* [PROBLEM DETAILS] Can you find the lines of the listing that include "Blanco" and copy every one?

══ SUPPLIED ENTRIES

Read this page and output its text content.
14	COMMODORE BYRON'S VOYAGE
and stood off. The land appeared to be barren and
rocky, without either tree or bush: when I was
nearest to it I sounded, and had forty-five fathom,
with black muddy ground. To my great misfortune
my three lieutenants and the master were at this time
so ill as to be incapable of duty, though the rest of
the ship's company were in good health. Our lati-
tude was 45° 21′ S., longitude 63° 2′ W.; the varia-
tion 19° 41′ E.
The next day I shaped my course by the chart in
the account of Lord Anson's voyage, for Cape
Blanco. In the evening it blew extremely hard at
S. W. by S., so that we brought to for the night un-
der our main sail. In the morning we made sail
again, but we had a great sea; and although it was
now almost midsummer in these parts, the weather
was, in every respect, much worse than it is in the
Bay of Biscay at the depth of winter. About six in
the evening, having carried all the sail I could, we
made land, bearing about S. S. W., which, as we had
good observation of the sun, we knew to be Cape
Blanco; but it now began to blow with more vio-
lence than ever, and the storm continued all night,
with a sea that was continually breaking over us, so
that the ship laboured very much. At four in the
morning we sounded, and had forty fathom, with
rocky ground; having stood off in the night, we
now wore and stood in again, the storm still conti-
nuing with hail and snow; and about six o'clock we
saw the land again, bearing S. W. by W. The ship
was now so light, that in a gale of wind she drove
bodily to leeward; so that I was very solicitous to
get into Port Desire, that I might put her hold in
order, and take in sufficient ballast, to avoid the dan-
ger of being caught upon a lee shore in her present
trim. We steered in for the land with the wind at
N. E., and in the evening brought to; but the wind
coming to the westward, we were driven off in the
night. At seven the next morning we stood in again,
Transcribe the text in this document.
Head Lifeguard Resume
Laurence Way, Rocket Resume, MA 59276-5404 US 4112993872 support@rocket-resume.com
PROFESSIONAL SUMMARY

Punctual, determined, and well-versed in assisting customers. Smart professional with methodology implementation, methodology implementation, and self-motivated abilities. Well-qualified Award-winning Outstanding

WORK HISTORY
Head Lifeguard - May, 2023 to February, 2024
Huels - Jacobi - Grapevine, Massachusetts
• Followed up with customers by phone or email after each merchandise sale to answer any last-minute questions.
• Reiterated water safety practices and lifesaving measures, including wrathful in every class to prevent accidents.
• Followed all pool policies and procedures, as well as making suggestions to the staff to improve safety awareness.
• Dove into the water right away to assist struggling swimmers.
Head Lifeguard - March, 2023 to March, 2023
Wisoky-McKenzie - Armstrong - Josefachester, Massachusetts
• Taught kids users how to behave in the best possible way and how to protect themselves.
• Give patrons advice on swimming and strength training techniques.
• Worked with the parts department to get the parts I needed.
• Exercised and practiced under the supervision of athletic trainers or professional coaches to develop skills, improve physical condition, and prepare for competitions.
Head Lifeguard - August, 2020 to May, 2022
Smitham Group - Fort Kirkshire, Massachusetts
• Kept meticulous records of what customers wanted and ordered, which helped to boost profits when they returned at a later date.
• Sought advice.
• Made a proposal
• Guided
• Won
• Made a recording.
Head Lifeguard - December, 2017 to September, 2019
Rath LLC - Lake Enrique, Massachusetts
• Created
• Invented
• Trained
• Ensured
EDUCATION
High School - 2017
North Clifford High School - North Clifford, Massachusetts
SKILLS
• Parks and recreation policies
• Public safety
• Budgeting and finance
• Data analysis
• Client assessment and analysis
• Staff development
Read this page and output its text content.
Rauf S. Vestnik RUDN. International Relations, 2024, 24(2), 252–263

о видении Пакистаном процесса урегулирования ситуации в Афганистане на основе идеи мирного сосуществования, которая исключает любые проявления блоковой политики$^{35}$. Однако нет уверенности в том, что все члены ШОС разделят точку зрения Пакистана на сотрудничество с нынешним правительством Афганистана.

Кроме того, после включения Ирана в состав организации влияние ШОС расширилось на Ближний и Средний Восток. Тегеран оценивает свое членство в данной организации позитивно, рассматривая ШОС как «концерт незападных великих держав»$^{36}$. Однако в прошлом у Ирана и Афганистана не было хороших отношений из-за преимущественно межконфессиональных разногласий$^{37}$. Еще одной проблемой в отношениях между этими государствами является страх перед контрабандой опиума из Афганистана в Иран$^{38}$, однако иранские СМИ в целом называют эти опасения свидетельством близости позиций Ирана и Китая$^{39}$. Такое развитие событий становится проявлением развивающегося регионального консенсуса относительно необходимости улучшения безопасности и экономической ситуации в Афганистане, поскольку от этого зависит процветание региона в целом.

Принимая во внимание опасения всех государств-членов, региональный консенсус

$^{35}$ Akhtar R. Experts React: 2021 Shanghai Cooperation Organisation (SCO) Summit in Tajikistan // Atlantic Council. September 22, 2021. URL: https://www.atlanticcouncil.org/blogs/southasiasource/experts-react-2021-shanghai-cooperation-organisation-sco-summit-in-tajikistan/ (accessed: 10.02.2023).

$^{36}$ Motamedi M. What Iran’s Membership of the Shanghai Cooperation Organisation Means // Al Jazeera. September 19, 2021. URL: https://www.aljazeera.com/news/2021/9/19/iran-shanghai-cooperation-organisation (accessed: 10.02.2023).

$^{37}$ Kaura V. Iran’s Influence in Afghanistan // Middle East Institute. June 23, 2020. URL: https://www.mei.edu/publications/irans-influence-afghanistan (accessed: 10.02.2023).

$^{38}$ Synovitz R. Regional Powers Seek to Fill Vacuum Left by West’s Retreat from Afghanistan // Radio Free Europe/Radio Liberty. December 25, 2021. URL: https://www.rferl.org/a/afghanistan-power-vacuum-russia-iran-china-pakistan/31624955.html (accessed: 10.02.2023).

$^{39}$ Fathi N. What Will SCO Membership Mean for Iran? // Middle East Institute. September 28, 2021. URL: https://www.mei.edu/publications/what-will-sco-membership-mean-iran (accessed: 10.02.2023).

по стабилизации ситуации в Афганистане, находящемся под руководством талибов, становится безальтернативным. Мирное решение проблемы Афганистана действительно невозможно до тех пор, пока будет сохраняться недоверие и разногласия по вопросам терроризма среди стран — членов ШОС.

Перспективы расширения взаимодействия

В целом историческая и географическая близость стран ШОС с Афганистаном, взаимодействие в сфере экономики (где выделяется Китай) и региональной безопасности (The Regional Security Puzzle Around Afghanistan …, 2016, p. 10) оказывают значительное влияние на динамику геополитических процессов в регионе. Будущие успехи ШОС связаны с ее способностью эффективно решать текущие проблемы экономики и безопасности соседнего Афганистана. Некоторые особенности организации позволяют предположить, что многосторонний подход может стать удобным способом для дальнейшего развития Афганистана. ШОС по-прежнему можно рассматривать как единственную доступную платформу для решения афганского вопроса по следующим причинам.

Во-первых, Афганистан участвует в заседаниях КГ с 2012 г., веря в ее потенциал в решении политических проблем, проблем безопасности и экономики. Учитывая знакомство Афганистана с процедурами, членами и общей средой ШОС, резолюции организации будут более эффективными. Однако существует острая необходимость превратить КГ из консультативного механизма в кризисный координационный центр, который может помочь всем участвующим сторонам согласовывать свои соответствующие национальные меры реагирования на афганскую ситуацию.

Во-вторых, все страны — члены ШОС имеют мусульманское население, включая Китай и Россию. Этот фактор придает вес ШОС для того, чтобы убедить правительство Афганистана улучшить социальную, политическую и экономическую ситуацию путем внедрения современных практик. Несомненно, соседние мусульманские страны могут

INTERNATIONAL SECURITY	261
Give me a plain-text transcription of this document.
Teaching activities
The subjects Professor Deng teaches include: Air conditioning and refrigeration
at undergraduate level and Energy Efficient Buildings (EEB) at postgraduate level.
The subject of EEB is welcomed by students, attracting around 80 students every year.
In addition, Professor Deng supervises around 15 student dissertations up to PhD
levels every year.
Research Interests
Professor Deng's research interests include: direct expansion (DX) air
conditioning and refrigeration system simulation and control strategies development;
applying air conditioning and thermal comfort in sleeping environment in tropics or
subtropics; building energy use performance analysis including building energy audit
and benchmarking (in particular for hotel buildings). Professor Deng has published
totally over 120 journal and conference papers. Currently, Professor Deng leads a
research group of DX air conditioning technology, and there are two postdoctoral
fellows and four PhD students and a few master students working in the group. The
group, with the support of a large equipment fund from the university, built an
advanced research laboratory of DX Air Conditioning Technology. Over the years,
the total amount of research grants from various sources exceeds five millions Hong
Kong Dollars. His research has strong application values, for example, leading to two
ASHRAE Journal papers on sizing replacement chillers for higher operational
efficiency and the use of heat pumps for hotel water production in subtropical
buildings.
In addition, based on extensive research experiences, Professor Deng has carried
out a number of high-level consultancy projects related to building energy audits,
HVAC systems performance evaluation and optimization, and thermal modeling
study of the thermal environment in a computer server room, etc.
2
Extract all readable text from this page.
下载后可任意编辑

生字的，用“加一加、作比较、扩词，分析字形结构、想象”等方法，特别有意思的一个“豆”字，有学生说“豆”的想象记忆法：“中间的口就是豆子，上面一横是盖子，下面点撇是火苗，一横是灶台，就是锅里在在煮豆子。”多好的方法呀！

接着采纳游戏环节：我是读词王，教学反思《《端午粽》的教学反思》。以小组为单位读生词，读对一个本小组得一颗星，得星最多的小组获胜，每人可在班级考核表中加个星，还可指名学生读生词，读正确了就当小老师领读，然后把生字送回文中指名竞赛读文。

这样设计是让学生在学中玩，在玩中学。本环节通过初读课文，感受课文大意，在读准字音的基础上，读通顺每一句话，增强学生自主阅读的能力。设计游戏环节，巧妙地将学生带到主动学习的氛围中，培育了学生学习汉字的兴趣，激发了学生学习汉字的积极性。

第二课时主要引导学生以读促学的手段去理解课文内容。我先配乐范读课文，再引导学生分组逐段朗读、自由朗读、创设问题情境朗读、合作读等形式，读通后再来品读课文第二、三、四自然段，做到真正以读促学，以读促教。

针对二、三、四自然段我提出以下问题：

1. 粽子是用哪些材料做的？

════

* [TASK SOLUTION]
Blanco. In the evening it blew extremely hard at
Blanco; but it now began to blow with more vio-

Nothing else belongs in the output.